▶ [Work to be completed] Output each entry below as it stands, leaving out every picture.

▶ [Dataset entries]
§ §

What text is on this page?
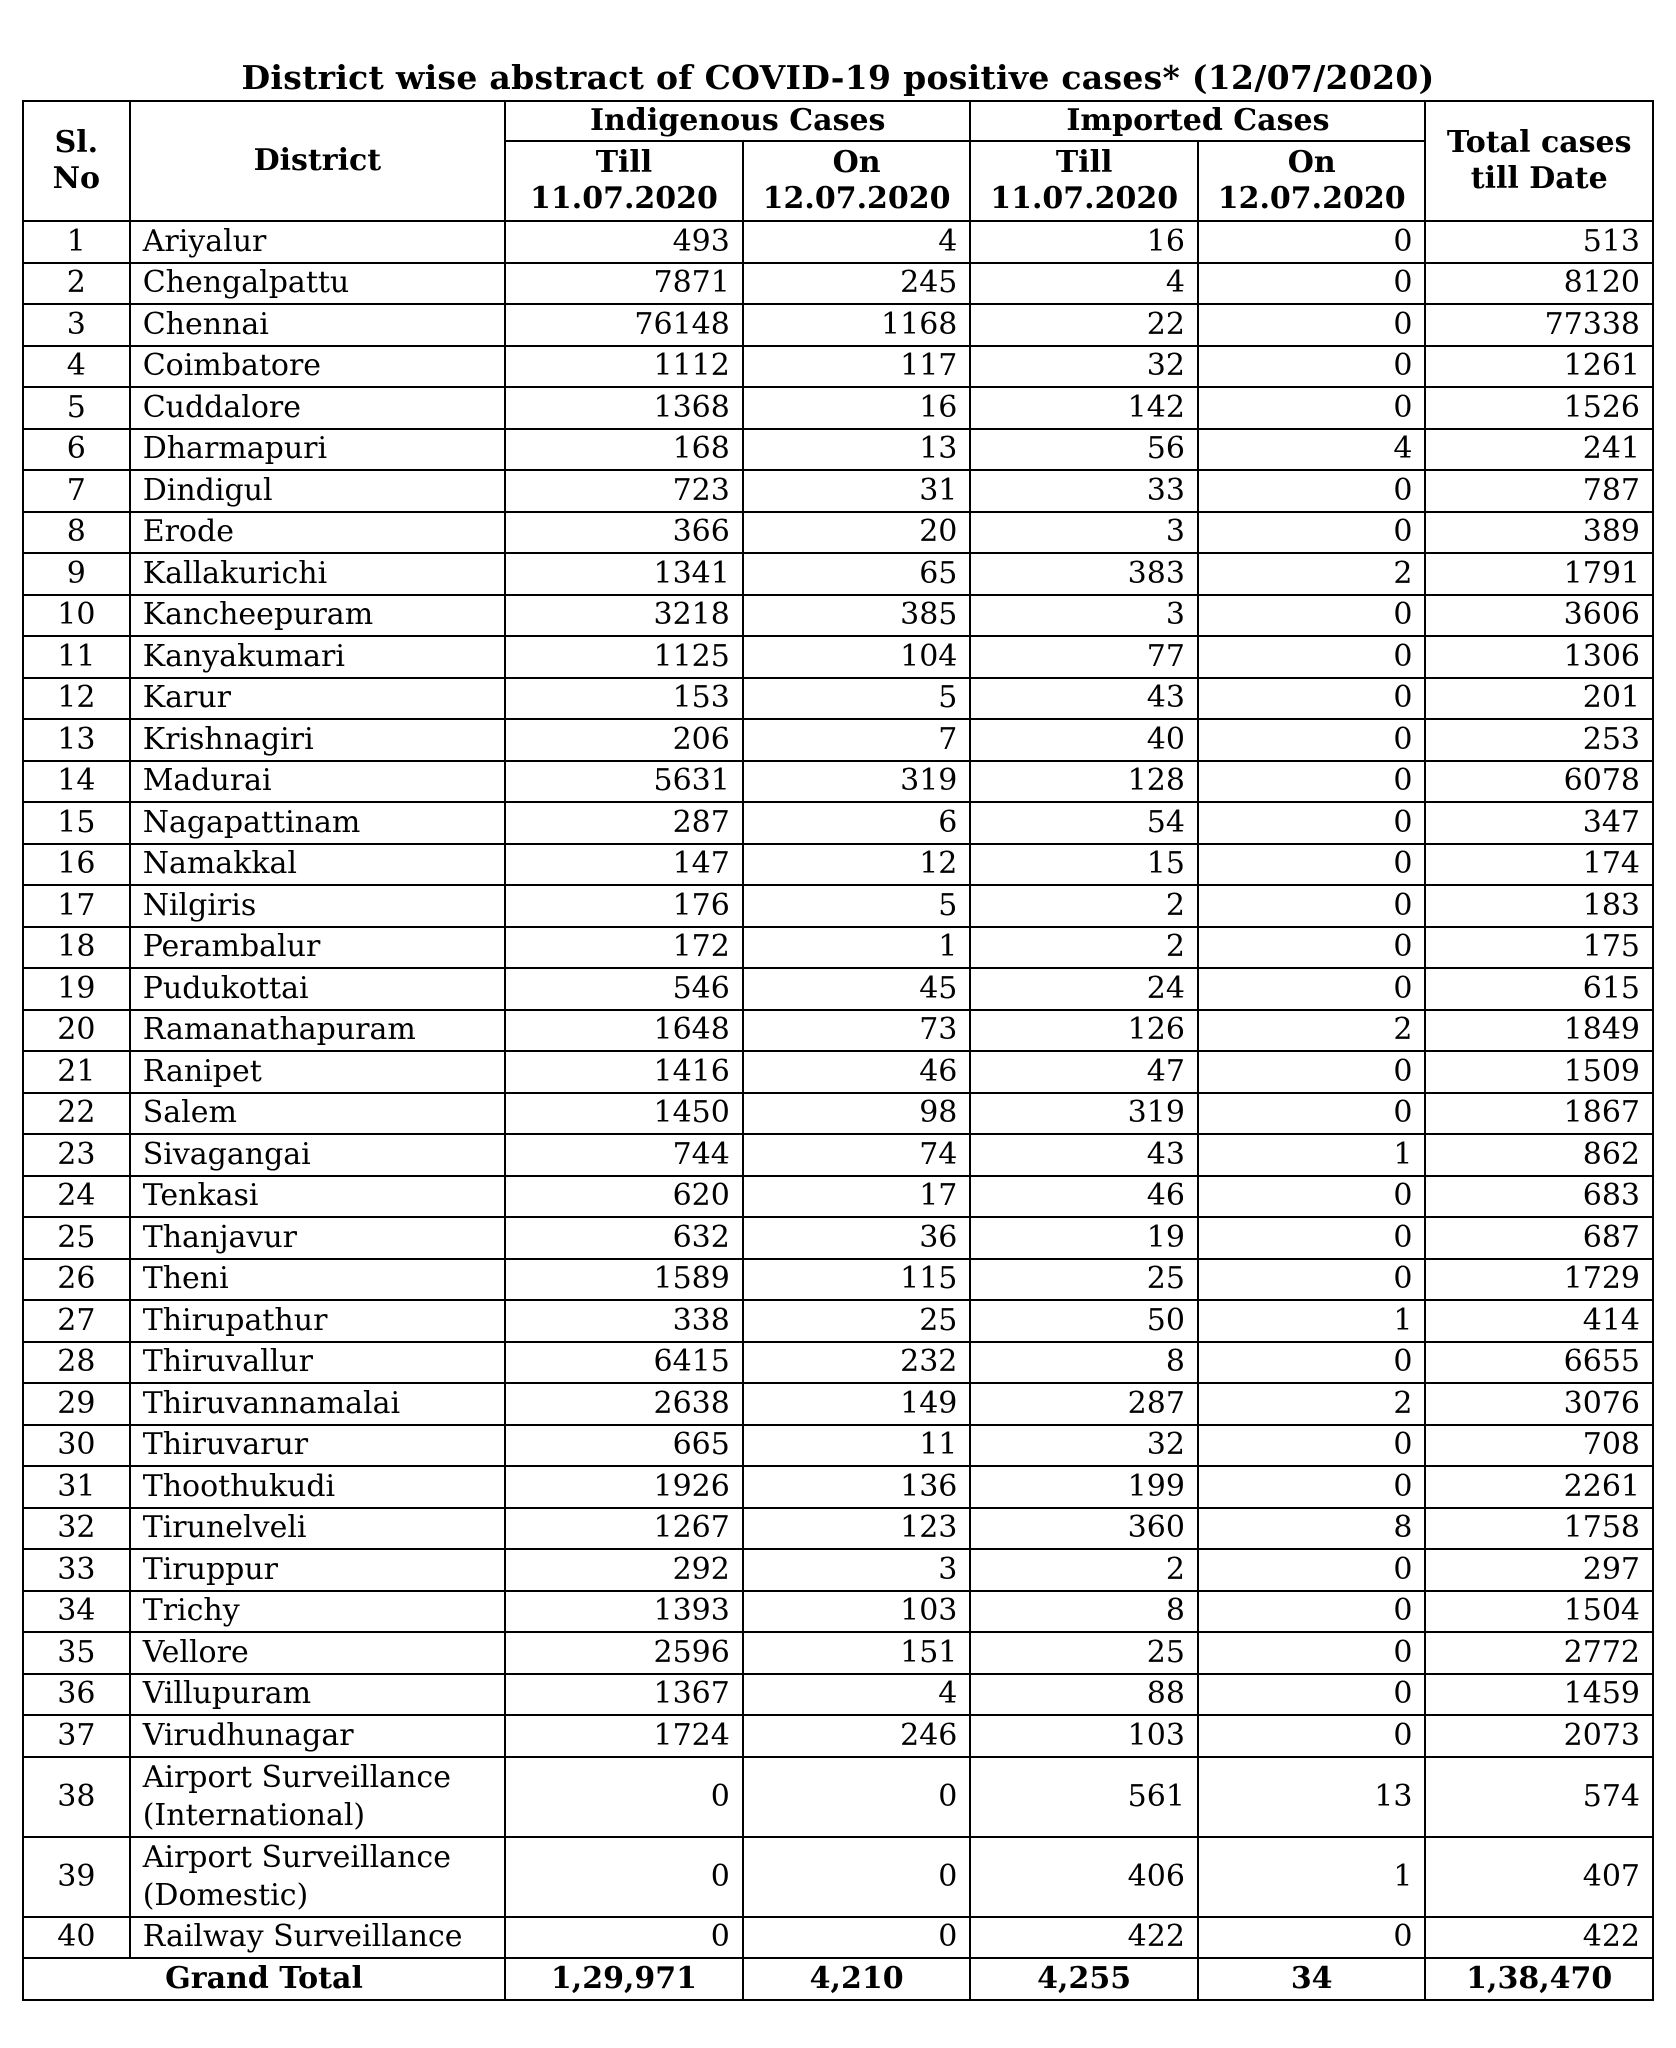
District wise abstract of COVID-19 positive cases* (12/07/2020)
Sl. No	District	Indigenous Cases		Imported Cases		Total cases till Date
		Till 11.07.2020	On 12.07.2020	Till 11.07.2020	On 12.07.2020	
1	Ariyalur	493	4	16	0	513
2	Chengalpattu	7871	245	4	0	8120
3	Chennai	76148	1168	22	0	77338
4	Coimbatore	1112	117	32	0	1261
5	Cuddalore	1368	16	142	0	1526
6	Dharmapuri	168	13	56	4	241
7	Dindigul	723	31	33	0	787
8	Erode	366	20	3	0	389
9	Kallakurichi	1341	65	383	2	1791
10	Kancheepuram	3218	385	3	0	3606
11	Kanyakumari	1125	104	77	0	1306
12	Karur	153	5	43	0	201
13	Krishnagiri	206	7	40	0	253
14	Madurai	5631	319	128	0	6078
15	Nagapattinam	287	6	54	0	347
16	Namakkal	147	12	15	0	174
17	Nilgiris	176	5	2	0	183
18	Perambalur	172	1	2	0	175
19	Pudukottai	546	45	24	0	615
20	Ramanathapuram	1648	73	126	2	1849
21	Ranipet	1416	46	47	0	1509
22	Salem	1450	98	319	0	1867
23	Sivagangai	744	74	43	1	862
24	Tenkasi	620	17	46	0	683
25	Thanjavur	632	36	19	0	687
26	Theni	1589	115	25	0	1729
27	Thirupathur	338	25	50	1	414
28	Thiruvallur	6415	232	8	0	6655
29	Thiruvannamalai	2638	149	287	2	3076
30	Thiruvarur	665	11	32	0	708
31	Thoothukudi	1926	136	199	0	2261
32	Tirunelveli	1267	123	360	8	1758
33	Tiruppur	292	3	2	0	297
34	Trichy	1393	103	8	0	1504
35	Vellore	2596	151	25	0	2772
36	Villupuram	1367	4	88	0	1459
37	Virudhunagar	1724	246	103	0	2073
38	Airport Surveillance (International)	0	0	561	13	574
39	Airport Surveillance (Domestic)	0	0	406	1	407
40	Railway Surveillance	0	0	422	0	422
Grand Total		1,29,971	4,210	4,255	34	1,38,470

§ §

▶ [Problem solution]
What text is on this page?
District wise abstract of COVID-19 positive cases* (12/07/2020)
Sl. No	District	Indigenous Cases		Imported Cases		Total cases till Date
		Till 11.07.2020	On 12.07.2020	Till 11.07.2020	On 12.07.2020	
1	Ariyalur	493	4	16	0	513
2	Chengalpattu	7871	245	4	0	8120
3	Chennai	76148	1168	22	0	77338
4	Coimbatore	1112	117	32	0	1261
5	Cuddalore	1368	16	142	0	1526
6	Dharmapuri	168	13	56	4	241
7	Dindigul	723	31	33	0	787
8	Erode	366	20	3	0	389
9	Kallakurichi	1341	65	383	2	1791
10	Kancheepuram	3218	385	3	0	3606
11	Kanyakumari	1125	104	77	0	1306
12	Karur	153	5	43	0	201
13	Krishnagiri	206	7	40	0	253
14	Madurai	5631	319	128	0	6078
15	Nagapattinam	287	6	54	0	347
16	Namakkal	147	12	15	0	174
17	Nilgiris	176	5	2	0	183
18	Perambalur	172	1	2	0	175
19	Pudukottai	546	45	24	0	615
20	Ramanathapuram	1648	73	126	2	1849
21	Ranipet	1416	46	47	0	1509
22	Salem	1450	98	319	0	1867
23	Sivagangai	744	74	43	1	862
24	Tenkasi	620	17	46	0	683
25	Thanjavur	632	36	19	0	687
26	Theni	1589	115	25	0	1729
27	Thirupathur	338	25	50	1	414
28	Thiruvallur	6415	232	8	0	6655
29	Thiruvannamalai	2638	149	287	2	3076
30	Thiruvarur	665	11	32	0	708
31	Thoothukudi	1926	136	199	0	2261
32	Tirunelveli	1267	123	360	8	1758
33	Tiruppur	292	3	2	0	297
34	Trichy	1393	103	8	0	1504
35	Vellore	2596	151	25	0	2772
36	Villupuram	1367	4	88	0	1459
37	Virudhunagar	1724	246	103	0	2073
38	Airport Surveillance (International)	0	0	561	13	574
39	Airport Surveillance (Domestic)	0	0	406	1	407
40	Railway Surveillance	0	0	422	0	422
Grand Total		1,29,971	4,210	4,255	34	1,38,470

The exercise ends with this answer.